• [GIVEN EXERCISE]:
Reproduce all records exactly.

• [GIVEN DATA]:

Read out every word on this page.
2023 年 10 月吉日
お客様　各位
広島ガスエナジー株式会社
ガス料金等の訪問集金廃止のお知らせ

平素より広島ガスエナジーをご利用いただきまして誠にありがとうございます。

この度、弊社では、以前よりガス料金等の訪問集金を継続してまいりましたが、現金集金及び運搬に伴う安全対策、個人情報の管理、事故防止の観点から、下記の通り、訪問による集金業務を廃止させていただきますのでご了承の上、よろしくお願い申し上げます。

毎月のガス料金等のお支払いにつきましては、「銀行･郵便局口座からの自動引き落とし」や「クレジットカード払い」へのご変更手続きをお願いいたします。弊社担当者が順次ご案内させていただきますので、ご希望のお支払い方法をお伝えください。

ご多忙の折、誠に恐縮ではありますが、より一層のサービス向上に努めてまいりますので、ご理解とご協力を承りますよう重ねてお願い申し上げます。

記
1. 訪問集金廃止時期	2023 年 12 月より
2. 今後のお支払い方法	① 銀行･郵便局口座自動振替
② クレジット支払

• [ANSWER TO THIS PROBLEM]:
Read out every word on this page.
2023 年 10 月吉日
お客様　各位
広島ガスエナジー株式会社
ガス料金等の訪問集金廃止のお知らせ

平素より広島ガスエナジーをご利用いただきまして誠にありがとうございます。

この度、弊社では、以前よりガス料金等の訪問集金を継続してまいりましたが、現金集金及び運搬に伴う安全対策、個人情報の管理、事故防止の観点から、下記の通り、訪問による集金業務を廃止させていただきますのでご了承の上、よろしくお願い申し上げます。

毎月のガス料金等のお支払いにつきましては、「銀行･郵便局口座からの自動引き落とし」や「クレジットカード払い」へのご変更手続きをお願いいたします。弊社担当者が順次ご案内させていただきますので、ご希望のお支払い方法をお伝えください。

ご多忙の折、誠に恐縮ではありますが、より一層のサービス向上に努めてまいりますので、ご理解とご協力を承りますよう重ねてお願い申し上げます。

記
1. 訪問集金廃止時期	2023 年 12 月より
2. 今後のお支払い方法	① 銀行･郵便局口座自動振替
② クレジット支払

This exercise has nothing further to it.